Can you restate the records below word for word?

(Dataset records)
>> BEGIN
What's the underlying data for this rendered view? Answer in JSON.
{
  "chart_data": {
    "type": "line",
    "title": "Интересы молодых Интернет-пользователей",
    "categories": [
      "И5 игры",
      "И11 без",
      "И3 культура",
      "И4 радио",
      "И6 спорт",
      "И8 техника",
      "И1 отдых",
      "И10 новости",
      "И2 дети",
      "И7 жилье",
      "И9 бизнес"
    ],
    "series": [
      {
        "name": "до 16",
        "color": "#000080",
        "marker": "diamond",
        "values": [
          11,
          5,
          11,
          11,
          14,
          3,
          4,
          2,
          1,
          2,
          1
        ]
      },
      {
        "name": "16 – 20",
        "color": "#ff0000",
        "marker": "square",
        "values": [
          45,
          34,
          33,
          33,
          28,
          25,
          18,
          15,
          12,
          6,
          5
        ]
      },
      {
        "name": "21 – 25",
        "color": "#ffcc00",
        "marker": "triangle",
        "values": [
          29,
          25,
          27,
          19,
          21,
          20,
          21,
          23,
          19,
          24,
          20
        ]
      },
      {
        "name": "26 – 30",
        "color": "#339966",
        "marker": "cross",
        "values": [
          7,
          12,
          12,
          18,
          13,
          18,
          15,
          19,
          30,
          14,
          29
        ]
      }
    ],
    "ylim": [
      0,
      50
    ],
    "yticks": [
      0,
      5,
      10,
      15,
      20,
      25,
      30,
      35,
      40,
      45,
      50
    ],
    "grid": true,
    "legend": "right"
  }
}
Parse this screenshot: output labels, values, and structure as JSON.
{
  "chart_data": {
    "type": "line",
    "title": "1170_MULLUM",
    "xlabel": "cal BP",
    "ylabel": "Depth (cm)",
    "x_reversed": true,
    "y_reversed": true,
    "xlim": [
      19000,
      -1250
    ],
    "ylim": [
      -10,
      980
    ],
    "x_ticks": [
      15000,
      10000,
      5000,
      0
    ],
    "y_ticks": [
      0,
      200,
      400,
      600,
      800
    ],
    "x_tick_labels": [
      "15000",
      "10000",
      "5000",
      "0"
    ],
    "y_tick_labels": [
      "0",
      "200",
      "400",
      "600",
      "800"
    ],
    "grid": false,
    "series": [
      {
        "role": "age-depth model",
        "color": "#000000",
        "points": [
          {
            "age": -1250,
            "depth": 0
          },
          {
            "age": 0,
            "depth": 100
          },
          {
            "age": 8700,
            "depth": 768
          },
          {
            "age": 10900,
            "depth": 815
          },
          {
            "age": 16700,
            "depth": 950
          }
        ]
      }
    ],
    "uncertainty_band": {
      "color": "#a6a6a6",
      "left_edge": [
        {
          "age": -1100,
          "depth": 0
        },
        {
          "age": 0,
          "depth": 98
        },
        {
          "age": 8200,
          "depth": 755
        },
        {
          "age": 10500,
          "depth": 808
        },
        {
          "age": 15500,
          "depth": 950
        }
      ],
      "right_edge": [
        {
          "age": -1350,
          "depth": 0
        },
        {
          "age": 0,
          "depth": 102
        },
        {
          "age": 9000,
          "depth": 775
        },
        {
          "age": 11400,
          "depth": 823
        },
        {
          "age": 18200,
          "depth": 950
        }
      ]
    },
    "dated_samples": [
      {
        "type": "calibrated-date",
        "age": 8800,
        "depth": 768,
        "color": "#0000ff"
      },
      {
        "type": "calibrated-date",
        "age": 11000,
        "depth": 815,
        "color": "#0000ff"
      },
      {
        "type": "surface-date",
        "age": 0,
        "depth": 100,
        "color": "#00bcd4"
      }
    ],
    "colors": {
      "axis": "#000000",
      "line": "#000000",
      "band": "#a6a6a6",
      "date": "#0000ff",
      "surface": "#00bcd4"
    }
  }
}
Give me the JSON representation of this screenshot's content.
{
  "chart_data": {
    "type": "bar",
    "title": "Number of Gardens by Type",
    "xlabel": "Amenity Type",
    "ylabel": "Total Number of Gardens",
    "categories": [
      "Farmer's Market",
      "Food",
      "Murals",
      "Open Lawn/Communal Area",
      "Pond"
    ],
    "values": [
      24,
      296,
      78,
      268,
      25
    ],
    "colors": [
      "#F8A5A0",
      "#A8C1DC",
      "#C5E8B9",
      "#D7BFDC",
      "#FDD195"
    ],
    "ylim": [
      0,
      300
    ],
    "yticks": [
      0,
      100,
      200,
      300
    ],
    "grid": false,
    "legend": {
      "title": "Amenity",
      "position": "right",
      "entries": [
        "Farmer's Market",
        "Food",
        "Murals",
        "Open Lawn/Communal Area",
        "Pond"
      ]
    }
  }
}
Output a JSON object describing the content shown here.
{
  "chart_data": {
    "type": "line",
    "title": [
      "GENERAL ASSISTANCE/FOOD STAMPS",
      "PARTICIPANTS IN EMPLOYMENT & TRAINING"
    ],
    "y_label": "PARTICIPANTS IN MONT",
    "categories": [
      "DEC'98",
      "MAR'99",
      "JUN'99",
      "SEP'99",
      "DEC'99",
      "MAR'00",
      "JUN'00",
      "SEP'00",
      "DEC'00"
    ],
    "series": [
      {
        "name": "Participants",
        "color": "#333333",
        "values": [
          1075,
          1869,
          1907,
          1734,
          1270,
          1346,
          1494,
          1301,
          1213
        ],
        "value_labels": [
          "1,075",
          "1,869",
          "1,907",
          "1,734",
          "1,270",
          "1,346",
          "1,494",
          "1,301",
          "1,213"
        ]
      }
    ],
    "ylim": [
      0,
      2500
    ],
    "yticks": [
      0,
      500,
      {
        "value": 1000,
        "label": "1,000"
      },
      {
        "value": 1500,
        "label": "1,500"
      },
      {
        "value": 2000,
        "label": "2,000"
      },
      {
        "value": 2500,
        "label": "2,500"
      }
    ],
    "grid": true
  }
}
>> END
## RESULT OF THE EXERCISE
What's the underlying data for this rendered view? Answer in JSON.
{
  "chart_data": {
    "type": "line",
    "title": "Интересы молодых Интернет-пользователей",
    "categories": [
      "И5 игры",
      "И11 без",
      "И3 культура",
      "И4 радио",
      "И6 спорт",
      "И8 техника",
      "И1 отдых",
      "И10 новости",
      "И2 дети",
      "И7 жилье",
      "И9 бизнес"
    ],
    "series": [
      {
        "name": "до 16",
        "color": "#000080",
        "marker": "diamond",
        "values": [
          11,
          5,
          11,
          11,
          14,
          3,
          4,
          2,
          1,
          2,
          1
        ]
      },
      {
        "name": "16 – 20",
        "color": "#ff0000",
        "marker": "square",
        "values": [
          45,
          34,
          33,
          33,
          28,
          25,
          18,
          15,
          12,
          6,
          5
        ]
      },
      {
        "name": "21 – 25",
        "color": "#ffcc00",
        "marker": "triangle",
        "values": [
          29,
          25,
          27,
          19,
          21,
          20,
          21,
          23,
          19,
          24,
          20
        ]
      },
      {
        "name": "26 – 30",
        "color": "#339966",
        "marker": "cross",
        "values": [
          7,
          12,
          12,
          18,
          13,
          18,
          15,
          19,
          30,
          14,
          29
        ]
      }
    ],
    "ylim": [
      0,
      50
    ],
    "yticks": [
      0,
      5,
      10,
      15,
      20,
      25,
      30,
      35,
      40,
      45,
      50
    ],
    "grid": true,
    "legend": "right"
  }
}
Parse this screenshot: output labels, values, and structure as JSON.
{
  "chart_data": {
    "type": "line",
    "title": "1170_MULLUM",
    "xlabel": "cal BP",
    "ylabel": "Depth (cm)",
    "x_reversed": true,
    "y_reversed": true,
    "xlim": [
      19000,
      -1250
    ],
    "ylim": [
      -10,
      980
    ],
    "x_ticks": [
      15000,
      10000,
      5000,
      0
    ],
    "y_ticks": [
      0,
      200,
      400,
      600,
      800
    ],
    "x_tick_labels": [
      "15000",
      "10000",
      "5000",
      "0"
    ],
    "y_tick_labels": [
      "0",
      "200",
      "400",
      "600",
      "800"
    ],
    "grid": false,
    "series": [
      {
        "role": "age-depth model",
        "color": "#000000",
        "points": [
          {
            "age": -1250,
            "depth": 0
          },
          {
            "age": 0,
            "depth": 100
          },
          {
            "age": 8700,
            "depth": 768
          },
          {
            "age": 10900,
            "depth": 815
          },
          {
            "age": 16700,
            "depth": 950
          }
        ]
      }
    ],
    "uncertainty_band": {
      "color": "#a6a6a6",
      "left_edge": [
        {
          "age": -1100,
          "depth": 0
        },
        {
          "age": 0,
          "depth": 98
        },
        {
          "age": 8200,
          "depth": 755
        },
        {
          "age": 10500,
          "depth": 808
        },
        {
          "age": 15500,
          "depth": 950
        }
      ],
      "right_edge": [
        {
          "age": -1350,
          "depth": 0
        },
        {
          "age": 0,
          "depth": 102
        },
        {
          "age": 9000,
          "depth": 775
        },
        {
          "age": 11400,
          "depth": 823
        },
        {
          "age": 18200,
          "depth": 950
        }
      ]
    },
    "dated_samples": [
      {
        "type": "calibrated-date",
        "age": 8800,
        "depth": 768,
        "color": "#0000ff"
      },
      {
        "type": "calibrated-date",
        "age": 11000,
        "depth": 815,
        "color": "#0000ff"
      },
      {
        "type": "surface-date",
        "age": 0,
        "depth": 100,
        "color": "#00bcd4"
      }
    ],
    "colors": {
      "axis": "#000000",
      "line": "#000000",
      "band": "#a6a6a6",
      "date": "#0000ff",
      "surface": "#00bcd4"
    }
  }
}
Give me the JSON representation of this screenshot's content.
{
  "chart_data": {
    "type": "bar",
    "title": "Number of Gardens by Type",
    "xlabel": "Amenity Type",
    "ylabel": "Total Number of Gardens",
    "categories": [
      "Farmer's Market",
      "Food",
      "Murals",
      "Open Lawn/Communal Area",
      "Pond"
    ],
    "values": [
      24,
      296,
      78,
      268,
      25
    ],
    "colors": [
      "#F8A5A0",
      "#A8C1DC",
      "#C5E8B9",
      "#D7BFDC",
      "#FDD195"
    ],
    "ylim": [
      0,
      300
    ],
    "yticks": [
      0,
      100,
      200,
      300
    ],
    "grid": false,
    "legend": {
      "title": "Amenity",
      "position": "right",
      "entries": [
        "Farmer's Market",
        "Food",
        "Murals",
        "Open Lawn/Communal Area",
        "Pond"
      ]
    }
  }
}
Output a JSON object describing the content shown here.
{
  "chart_data": {
    "type": "line",
    "title": [
      "GENERAL ASSISTANCE/FOOD STAMPS",
      "PARTICIPANTS IN EMPLOYMENT & TRAINING"
    ],
    "y_label": "PARTICIPANTS IN MONT",
    "categories": [
      "DEC'98",
      "MAR'99",
      "JUN'99",
      "SEP'99",
      "DEC'99",
      "MAR'00",
      "JUN'00",
      "SEP'00",
      "DEC'00"
    ],
    "series": [
      {
        "name": "Participants",
        "color": "#333333",
        "values": [
          1075,
          1869,
          1907,
          1734,
          1270,
          1346,
          1494,
          1301,
          1213
        ],
        "value_labels": [
          "1,075",
          "1,869",
          "1,907",
          "1,734",
          "1,270",
          "1,346",
          "1,494",
          "1,301",
          "1,213"
        ]
      }
    ],
    "ylim": [
      0,
      2500
    ],
    "yticks": [
      0,
      500,
      {
        "value": 1000,
        "label": "1,000"
      },
      {
        "value": 1500,
        "label": "1,500"
      },
      {
        "value": 2000,
        "label": "2,000"
      },
      {
        "value": 2500,
        "label": "2,500"
      }
    ],
    "grid": true
  }
}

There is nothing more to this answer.